------ Listed entries

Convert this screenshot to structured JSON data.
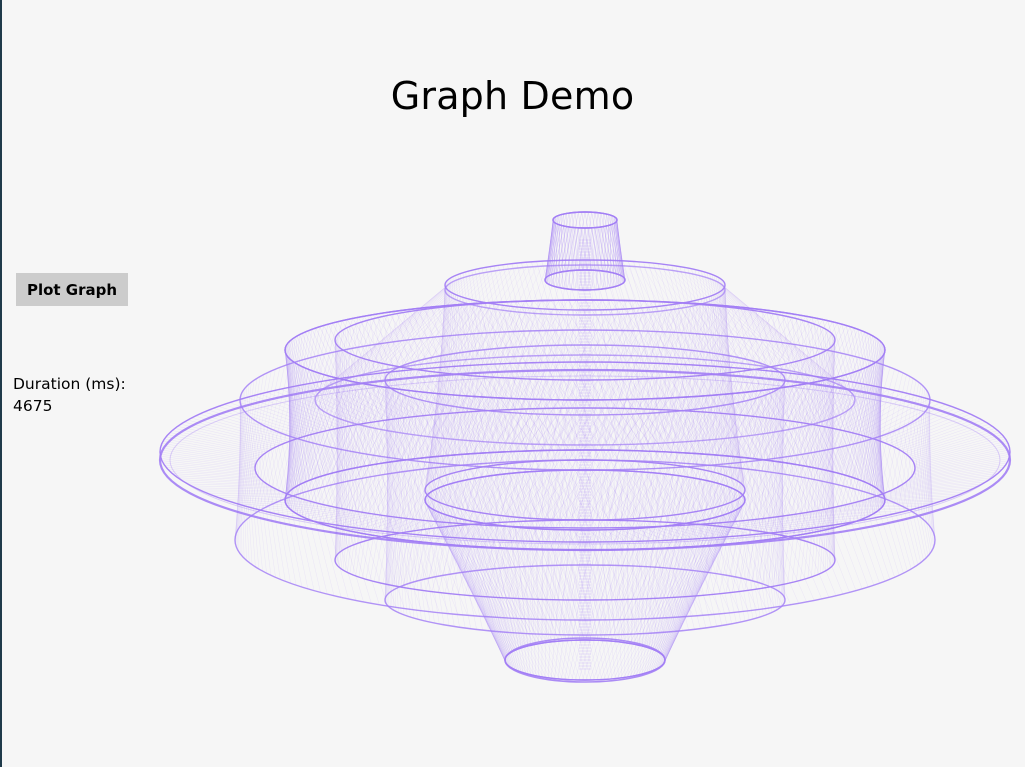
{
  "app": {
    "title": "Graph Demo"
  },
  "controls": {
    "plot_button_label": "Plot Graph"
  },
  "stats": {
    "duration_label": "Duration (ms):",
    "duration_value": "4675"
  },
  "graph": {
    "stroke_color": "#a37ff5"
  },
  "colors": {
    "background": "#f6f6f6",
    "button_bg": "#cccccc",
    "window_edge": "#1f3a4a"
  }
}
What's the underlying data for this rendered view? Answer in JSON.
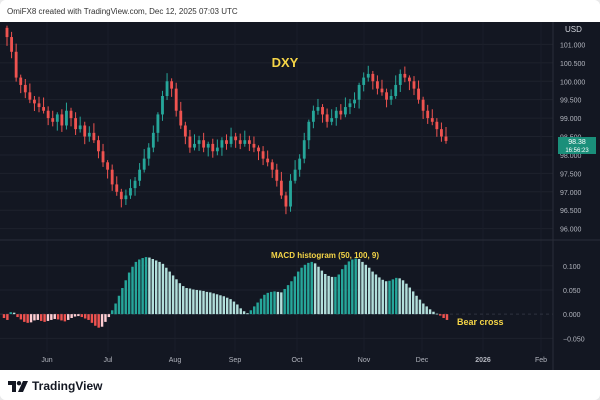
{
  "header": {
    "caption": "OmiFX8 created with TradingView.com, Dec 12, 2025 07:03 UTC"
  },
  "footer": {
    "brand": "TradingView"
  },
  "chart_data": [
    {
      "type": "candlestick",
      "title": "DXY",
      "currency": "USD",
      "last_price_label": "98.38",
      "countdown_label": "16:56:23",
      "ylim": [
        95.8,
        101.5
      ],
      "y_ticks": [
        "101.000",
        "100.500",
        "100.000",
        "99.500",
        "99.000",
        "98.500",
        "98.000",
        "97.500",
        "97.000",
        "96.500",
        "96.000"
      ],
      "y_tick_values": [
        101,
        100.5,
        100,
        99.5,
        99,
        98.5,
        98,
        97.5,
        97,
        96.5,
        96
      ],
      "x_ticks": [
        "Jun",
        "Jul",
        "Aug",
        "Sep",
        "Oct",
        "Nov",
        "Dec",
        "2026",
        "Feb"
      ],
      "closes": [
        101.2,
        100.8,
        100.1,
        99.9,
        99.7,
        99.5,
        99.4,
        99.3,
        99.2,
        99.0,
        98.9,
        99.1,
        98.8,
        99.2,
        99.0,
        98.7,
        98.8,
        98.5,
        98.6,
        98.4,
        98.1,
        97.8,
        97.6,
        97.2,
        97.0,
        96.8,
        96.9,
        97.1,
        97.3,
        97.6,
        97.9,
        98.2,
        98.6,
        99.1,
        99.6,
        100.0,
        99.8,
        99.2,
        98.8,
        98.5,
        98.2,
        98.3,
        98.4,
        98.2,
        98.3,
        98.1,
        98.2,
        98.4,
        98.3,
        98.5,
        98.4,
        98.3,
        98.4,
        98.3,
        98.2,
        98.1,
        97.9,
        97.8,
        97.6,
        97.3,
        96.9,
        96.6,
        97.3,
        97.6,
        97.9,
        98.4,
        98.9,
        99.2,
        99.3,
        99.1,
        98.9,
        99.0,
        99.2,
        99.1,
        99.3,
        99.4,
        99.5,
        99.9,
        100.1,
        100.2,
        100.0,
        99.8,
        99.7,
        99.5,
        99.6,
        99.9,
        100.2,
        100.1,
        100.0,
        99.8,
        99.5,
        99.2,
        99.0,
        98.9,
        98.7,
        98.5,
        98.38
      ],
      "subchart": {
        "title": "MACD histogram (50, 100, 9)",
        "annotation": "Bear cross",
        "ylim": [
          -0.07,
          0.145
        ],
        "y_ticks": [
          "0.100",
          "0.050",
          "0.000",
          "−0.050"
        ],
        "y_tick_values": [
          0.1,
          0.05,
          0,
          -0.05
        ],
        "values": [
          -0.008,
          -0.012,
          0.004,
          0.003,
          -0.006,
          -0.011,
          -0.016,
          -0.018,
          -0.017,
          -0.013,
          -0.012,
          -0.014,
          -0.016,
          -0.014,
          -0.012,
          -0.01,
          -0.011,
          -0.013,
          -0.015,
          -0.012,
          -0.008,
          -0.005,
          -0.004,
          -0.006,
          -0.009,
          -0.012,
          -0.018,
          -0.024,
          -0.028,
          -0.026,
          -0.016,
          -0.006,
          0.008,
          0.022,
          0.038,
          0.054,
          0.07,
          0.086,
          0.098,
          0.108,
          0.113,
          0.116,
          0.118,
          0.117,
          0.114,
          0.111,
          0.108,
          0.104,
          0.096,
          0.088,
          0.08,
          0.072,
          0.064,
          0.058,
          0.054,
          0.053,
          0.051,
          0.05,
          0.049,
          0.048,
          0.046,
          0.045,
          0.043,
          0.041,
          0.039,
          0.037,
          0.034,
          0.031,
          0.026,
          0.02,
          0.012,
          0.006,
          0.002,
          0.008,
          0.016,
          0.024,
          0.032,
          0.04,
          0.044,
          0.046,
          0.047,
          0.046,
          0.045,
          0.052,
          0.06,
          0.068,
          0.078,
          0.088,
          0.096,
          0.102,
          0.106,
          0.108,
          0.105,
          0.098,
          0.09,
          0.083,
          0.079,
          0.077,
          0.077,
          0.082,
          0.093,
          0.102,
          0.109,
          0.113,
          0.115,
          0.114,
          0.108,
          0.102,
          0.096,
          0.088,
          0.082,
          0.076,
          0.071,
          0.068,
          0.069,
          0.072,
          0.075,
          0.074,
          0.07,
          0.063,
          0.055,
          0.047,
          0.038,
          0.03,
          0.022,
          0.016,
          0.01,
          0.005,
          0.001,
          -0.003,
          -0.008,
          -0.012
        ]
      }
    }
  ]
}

------------
------ Listed entries

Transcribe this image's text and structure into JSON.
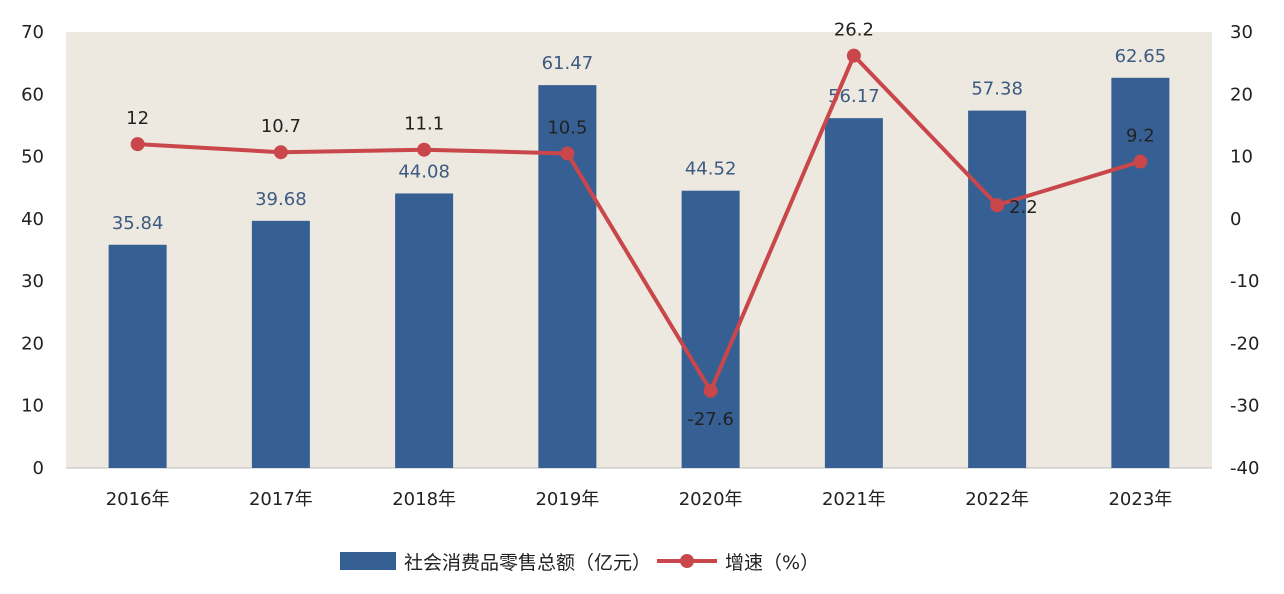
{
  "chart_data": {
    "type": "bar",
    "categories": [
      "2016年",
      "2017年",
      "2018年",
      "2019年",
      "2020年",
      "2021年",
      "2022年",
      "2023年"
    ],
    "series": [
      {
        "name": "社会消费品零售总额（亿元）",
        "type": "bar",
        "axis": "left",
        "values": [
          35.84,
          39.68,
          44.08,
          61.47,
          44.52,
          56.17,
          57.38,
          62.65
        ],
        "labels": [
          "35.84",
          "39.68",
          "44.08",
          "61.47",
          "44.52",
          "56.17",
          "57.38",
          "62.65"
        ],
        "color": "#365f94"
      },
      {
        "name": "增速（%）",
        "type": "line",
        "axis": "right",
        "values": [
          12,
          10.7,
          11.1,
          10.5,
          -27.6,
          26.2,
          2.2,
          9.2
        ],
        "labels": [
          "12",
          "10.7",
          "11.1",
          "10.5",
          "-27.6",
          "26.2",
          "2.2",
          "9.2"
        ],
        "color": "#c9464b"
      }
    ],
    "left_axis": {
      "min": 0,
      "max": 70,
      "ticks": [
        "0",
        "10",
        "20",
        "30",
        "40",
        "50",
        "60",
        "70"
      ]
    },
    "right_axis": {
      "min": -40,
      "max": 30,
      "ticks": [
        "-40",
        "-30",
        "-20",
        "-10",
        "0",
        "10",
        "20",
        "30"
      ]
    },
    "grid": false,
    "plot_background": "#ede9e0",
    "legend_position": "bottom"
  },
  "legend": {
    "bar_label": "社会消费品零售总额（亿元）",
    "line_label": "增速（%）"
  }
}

------------

Every line that holds the word "TradingView" should be extracted.

    "caption": "OmiFX8 created with TradingView.com, Dec 12, 2025 07:03 UTC"
    "brand": "TradingView"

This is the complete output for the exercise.